**Exercise prompt**. Sift the listing for lines that hold the string "JSON" and pull them out.

**Source records**.
--- Start ---

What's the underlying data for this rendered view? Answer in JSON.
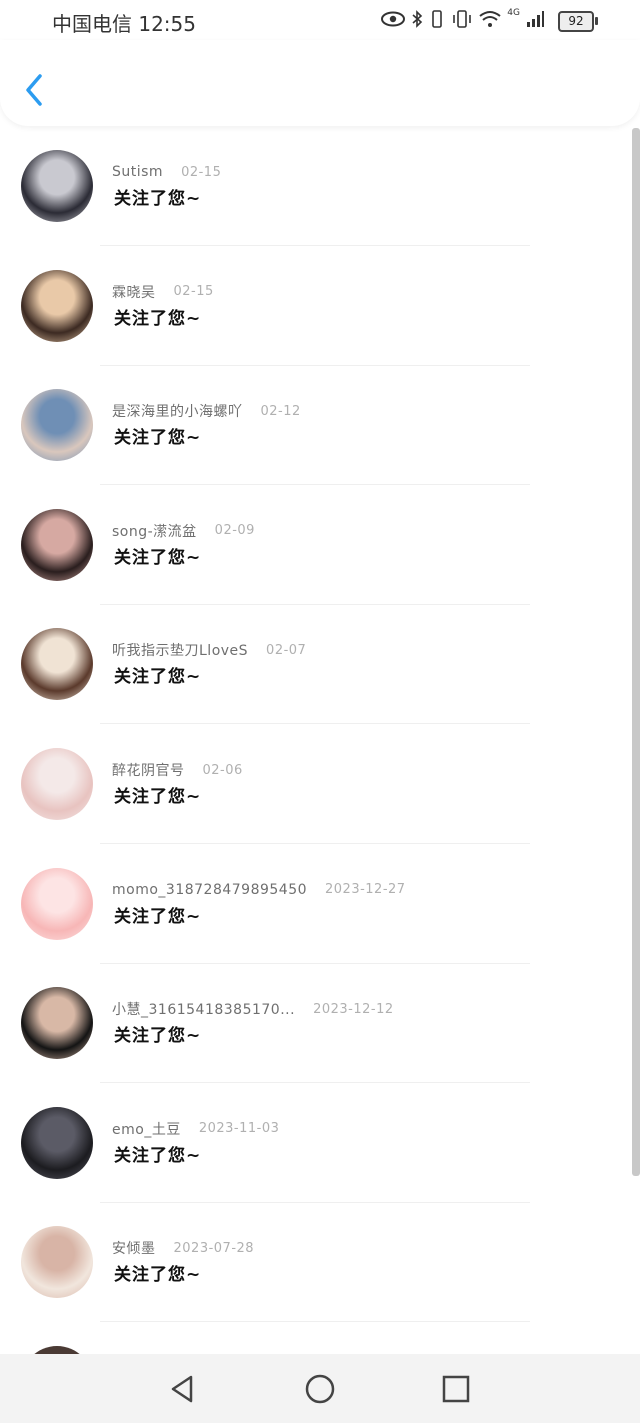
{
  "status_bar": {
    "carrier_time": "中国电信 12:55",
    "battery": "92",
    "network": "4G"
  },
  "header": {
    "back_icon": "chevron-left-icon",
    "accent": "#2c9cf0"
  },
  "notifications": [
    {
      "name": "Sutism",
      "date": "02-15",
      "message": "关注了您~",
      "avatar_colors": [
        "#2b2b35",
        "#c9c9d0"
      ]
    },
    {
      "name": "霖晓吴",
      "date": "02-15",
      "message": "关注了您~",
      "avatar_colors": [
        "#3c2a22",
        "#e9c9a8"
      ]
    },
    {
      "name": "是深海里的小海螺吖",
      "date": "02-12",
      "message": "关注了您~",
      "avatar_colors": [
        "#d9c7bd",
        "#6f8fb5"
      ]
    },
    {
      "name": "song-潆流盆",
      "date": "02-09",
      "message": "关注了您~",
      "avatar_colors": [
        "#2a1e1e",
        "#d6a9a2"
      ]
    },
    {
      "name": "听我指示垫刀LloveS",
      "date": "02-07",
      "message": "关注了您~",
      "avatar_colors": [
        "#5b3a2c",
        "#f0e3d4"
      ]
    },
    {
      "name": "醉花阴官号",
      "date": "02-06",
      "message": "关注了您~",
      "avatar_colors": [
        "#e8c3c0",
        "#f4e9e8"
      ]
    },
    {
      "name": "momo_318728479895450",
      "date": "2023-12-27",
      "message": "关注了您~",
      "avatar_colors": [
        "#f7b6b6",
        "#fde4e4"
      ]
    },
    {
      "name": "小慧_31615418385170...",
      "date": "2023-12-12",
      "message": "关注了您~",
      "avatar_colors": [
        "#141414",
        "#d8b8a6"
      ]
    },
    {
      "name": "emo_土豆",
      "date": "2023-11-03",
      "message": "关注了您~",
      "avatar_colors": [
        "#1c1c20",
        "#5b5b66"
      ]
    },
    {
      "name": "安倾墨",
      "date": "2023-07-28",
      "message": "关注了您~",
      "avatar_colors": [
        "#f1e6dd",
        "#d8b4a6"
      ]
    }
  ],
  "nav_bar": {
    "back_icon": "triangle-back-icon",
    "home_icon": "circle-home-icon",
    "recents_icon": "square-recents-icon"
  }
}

--- End ---
--- Start ---

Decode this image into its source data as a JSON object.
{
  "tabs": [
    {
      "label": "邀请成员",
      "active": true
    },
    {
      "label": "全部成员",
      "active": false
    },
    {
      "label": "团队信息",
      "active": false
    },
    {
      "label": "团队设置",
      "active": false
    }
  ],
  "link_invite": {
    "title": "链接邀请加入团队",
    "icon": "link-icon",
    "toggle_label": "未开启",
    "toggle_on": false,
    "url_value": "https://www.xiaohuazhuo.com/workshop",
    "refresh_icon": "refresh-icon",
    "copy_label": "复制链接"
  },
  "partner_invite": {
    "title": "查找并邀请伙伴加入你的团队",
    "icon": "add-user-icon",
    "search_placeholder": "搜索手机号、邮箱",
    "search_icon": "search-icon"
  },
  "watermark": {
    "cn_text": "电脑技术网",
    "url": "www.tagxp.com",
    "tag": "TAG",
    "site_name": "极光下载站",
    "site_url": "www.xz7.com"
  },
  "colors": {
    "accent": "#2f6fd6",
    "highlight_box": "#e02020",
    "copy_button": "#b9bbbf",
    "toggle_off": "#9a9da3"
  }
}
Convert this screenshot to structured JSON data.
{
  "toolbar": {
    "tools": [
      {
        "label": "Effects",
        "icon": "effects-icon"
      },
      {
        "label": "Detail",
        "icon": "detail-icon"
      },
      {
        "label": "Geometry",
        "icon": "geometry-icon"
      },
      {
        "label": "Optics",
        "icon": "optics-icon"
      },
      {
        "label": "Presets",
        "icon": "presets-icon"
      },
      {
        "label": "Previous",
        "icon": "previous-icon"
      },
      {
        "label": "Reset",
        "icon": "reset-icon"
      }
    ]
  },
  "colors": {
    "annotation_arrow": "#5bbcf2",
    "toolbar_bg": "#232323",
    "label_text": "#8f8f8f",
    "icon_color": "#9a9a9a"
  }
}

--- End ---

**Full answer**.
What's the underlying data for this rendered view? Answer in JSON.
Decode this image into its source data as a JSON object.
Convert this screenshot to structured JSON data.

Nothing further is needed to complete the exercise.